[Stored data entries]
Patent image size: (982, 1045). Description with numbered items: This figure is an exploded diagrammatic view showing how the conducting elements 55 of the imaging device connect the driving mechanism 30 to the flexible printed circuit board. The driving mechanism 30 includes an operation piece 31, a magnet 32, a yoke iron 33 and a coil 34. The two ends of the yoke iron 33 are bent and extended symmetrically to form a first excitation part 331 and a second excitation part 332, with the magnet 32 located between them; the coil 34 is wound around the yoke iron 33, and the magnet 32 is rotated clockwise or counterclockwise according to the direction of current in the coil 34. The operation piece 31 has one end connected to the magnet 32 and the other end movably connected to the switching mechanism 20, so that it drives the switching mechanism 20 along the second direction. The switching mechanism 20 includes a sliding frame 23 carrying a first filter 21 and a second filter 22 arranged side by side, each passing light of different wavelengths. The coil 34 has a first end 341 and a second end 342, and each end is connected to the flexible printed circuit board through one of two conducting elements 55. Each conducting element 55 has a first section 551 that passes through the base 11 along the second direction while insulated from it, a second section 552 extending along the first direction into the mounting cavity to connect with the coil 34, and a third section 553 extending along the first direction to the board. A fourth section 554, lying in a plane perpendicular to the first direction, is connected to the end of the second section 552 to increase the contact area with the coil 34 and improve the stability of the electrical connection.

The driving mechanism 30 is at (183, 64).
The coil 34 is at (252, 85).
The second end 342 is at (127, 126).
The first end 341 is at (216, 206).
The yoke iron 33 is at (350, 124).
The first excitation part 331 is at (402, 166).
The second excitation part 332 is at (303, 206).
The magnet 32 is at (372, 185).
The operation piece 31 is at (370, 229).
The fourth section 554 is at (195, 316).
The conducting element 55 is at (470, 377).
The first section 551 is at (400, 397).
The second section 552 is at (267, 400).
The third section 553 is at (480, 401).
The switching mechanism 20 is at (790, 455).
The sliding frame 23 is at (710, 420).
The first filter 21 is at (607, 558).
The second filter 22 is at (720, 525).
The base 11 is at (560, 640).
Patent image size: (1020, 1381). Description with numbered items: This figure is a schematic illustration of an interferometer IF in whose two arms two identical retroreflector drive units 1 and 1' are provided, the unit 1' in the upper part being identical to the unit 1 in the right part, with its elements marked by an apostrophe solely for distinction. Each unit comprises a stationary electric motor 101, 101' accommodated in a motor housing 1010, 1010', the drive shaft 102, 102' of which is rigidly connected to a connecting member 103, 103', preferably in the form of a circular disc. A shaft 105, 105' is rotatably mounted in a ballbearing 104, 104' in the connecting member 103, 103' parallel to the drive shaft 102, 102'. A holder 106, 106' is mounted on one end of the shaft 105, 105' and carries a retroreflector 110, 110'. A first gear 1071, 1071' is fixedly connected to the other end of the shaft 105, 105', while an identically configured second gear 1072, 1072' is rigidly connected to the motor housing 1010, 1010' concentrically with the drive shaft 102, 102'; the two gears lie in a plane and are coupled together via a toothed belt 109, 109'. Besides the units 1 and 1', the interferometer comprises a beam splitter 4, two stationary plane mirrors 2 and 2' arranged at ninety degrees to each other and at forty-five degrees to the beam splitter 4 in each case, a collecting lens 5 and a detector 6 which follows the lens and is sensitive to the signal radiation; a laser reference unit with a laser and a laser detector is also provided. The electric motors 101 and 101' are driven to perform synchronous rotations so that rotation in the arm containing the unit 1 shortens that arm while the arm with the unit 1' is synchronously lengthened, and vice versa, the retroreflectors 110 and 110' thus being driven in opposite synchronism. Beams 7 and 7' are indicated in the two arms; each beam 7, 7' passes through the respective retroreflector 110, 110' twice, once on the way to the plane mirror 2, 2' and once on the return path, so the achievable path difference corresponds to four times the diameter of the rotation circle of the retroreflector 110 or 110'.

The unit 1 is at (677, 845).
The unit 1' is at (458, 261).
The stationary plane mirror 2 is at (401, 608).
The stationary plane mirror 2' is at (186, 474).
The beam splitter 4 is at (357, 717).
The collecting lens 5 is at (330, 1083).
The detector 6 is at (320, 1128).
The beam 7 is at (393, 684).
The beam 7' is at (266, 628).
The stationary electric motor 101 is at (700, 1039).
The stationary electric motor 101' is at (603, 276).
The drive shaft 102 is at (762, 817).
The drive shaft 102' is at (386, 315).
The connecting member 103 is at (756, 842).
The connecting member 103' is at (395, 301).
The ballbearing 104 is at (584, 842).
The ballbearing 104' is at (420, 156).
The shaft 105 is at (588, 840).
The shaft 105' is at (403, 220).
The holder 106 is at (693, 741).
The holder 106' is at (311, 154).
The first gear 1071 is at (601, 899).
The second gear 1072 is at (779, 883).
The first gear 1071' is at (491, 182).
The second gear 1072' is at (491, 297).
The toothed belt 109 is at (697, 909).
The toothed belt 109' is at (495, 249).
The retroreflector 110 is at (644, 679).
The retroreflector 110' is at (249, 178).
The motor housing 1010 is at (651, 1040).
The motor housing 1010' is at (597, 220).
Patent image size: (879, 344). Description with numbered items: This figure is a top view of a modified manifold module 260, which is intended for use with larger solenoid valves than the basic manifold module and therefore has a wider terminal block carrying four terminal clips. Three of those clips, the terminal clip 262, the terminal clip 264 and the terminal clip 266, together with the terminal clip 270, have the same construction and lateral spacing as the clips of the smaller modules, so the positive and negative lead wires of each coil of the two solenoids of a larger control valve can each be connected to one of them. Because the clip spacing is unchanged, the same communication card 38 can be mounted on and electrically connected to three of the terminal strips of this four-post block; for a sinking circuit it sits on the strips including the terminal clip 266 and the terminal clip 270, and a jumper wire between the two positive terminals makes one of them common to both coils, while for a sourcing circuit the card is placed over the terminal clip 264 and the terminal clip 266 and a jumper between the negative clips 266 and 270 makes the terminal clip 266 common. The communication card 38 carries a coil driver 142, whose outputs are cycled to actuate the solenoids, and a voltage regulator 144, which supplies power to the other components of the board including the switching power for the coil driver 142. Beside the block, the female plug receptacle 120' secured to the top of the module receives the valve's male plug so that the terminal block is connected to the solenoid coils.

# Description of the task
Can you pull every line from the data above and reproduce it word for word?

# Output
Patent image size: (982, 1045). Description with numbered items: This figure is an exploded diagrammatic view showing how the conducting elements 55 of the imaging device connect the driving mechanism 30 to the flexible printed circuit board. The driving mechanism 30 includes an operation piece 31, a magnet 32, a yoke iron 33 and a coil 34. The two ends of the yoke iron 33 are bent and extended symmetrically to form a first excitation part 331 and a second excitation part 332, with the magnet 32 located between them; the coil 34 is wound around the yoke iron 33, and the magnet 32 is rotated clockwise or counterclockwise according to the direction of current in the coil 34. The operation piece 31 has one end connected to the magnet 32 and the other end movably connected to the switching mechanism 20, so that it drives the switching mechanism 20 along the second direction. The switching mechanism 20 includes a sliding frame 23 carrying a first filter 21 and a second filter 22 arranged side by side, each passing light of different wavelengths. The coil 34 has a first end 341 and a second end 342, and each end is connected to the flexible printed circuit board through one of two conducting elements 55. Each conducting element 55 has a first section 551 that passes through the base 11 along the second direction while insulated from it, a second section 552 extending along the first direction into the mounting cavity to connect with the coil 34, and a third section 553 extending along the first direction to the board. A fourth section 554, lying in a plane perpendicular to the first direction, is connected to the end of the second section 552 to increase the contact area with the coil 34 and improve the stability of the electrical connection.

The driving mechanism 30 is at (183, 64).
The coil 34 is at (252, 85).
The second end 342 is at (127, 126).
The first end 341 is at (216, 206).
The yoke iron 33 is at (350, 124).
The first excitation part 331 is at (402, 166).
The second excitation part 332 is at (303, 206).
The magnet 32 is at (372, 185).
The operation piece 31 is at (370, 229).
The fourth section 554 is at (195, 316).
The conducting element 55 is at (470, 377).
The first section 551 is at (400, 397).
The second section 552 is at (267, 400).
The third section 553 is at (480, 401).
The switching mechanism 20 is at (790, 455).
The sliding frame 23 is at (710, 420).
The first filter 21 is at (607, 558).
The second filter 22 is at (720, 525).
The base 11 is at (560, 640).
Patent image size: (1020, 1381). Description with numbered items: This figure is a schematic illustration of an interferometer IF in whose two arms two identical retroreflector drive units 1 and 1' are provided, the unit 1' in the upper part being identical to the unit 1 in the right part, with its elements marked by an apostrophe solely for distinction. Each unit comprises a stationary electric motor 101, 101' accommodated in a motor housing 1010, 1010', the drive shaft 102, 102' of which is rigidly connected to a connecting member 103, 103', preferably in the form of a circular disc. A shaft 105, 105' is rotatably mounted in a ballbearing 104, 104' in the connecting member 103, 103' parallel to the drive shaft 102, 102'. A holder 106, 106' is mounted on one end of the shaft 105, 105' and carries a retroreflector 110, 110'. A first gear 1071, 1071' is fixedly connected to the other end of the shaft 105, 105', while an identically configured second gear 1072, 1072' is rigidly connected to the motor housing 1010, 1010' concentrically with the drive shaft 102, 102'; the two gears lie in a plane and are coupled together via a toothed belt 109, 109'. Besides the units 1 and 1', the interferometer comprises a beam splitter 4, two stationary plane mirrors 2 and 2' arranged at ninety degrees to each other and at forty-five degrees to the beam splitter 4 in each case, a collecting lens 5 and a detector 6 which follows the lens and is sensitive to the signal radiation; a laser reference unit with a laser and a laser detector is also provided. The electric motors 101 and 101' are driven to perform synchronous rotations so that rotation in the arm containing the unit 1 shortens that arm while the arm with the unit 1' is synchronously lengthened, and vice versa, the retroreflectors 110 and 110' thus being driven in opposite synchronism. Beams 7 and 7' are indicated in the two arms; each beam 7, 7' passes through the respective retroreflector 110, 110' twice, once on the way to the plane mirror 2, 2' and once on the return path, so the achievable path difference corresponds to four times the diameter of the rotation circle of the retroreflector 110 or 110'.

The unit 1 is at (677, 845).
The unit 1' is at (458, 261).
The stationary plane mirror 2 is at (401, 608).
The stationary plane mirror 2' is at (186, 474).
The beam splitter 4 is at (357, 717).
The collecting lens 5 is at (330, 1083).
The detector 6 is at (320, 1128).
The beam 7 is at (393, 684).
The beam 7' is at (266, 628).
The stationary electric motor 101 is at (700, 1039).
The stationary electric motor 101' is at (603, 276).
The drive shaft 102 is at (762, 817).
The drive shaft 102' is at (386, 315).
The connecting member 103 is at (756, 842).
The connecting member 103' is at (395, 301).
The ballbearing 104 is at (584, 842).
The ballbearing 104' is at (420, 156).
The shaft 105 is at (588, 840).
The shaft 105' is at (403, 220).
The holder 106 is at (693, 741).
The holder 106' is at (311, 154).
The first gear 1071 is at (601, 899).
The second gear 1072 is at (779, 883).
The first gear 1071' is at (491, 182).
The second gear 1072' is at (491, 297).
The toothed belt 109 is at (697, 909).
The toothed belt 109' is at (495, 249).
The retroreflector 110 is at (644, 679).
The retroreflector 110' is at (249, 178).
The motor housing 1010 is at (651, 1040).
The motor housing 1010' is at (597, 220).
Patent image size: (879, 344). Description with numbered items: This figure is a top view of a modified manifold module 260, which is intended for use with larger solenoid valves than the basic manifold module and therefore has a wider terminal block carrying four terminal clips. Three of those clips, the terminal clip 262, the terminal clip 264 and the terminal clip 266, together with the terminal clip 270, have the same construction and lateral spacing as the clips of the smaller modules, so the positive and negative lead wires of each coil of the two solenoids of a larger control valve can each be connected to one of them. Because the clip spacing is unchanged, the same communication card 38 can be mounted on and electrically connected to three of the terminal strips of this four-post block; for a sinking circuit it sits on the strips including the terminal clip 266 and the terminal clip 270, and a jumper wire between the two positive terminals makes one of them common to both coils, while for a sourcing circuit the card is placed over the terminal clip 264 and the terminal clip 266 and a jumper between the negative clips 266 and 270 makes the terminal clip 266 common. The communication card 38 carries a coil driver 142, whose outputs are cycled to actuate the solenoids, and a voltage regulator 144, which supplies power to the other components of the board including the switching power for the coil driver 142. Beside the block, the female plug receptacle 120' secured to the top of the module receives the valve's male plug so that the terminal block is connected to the solenoid coils.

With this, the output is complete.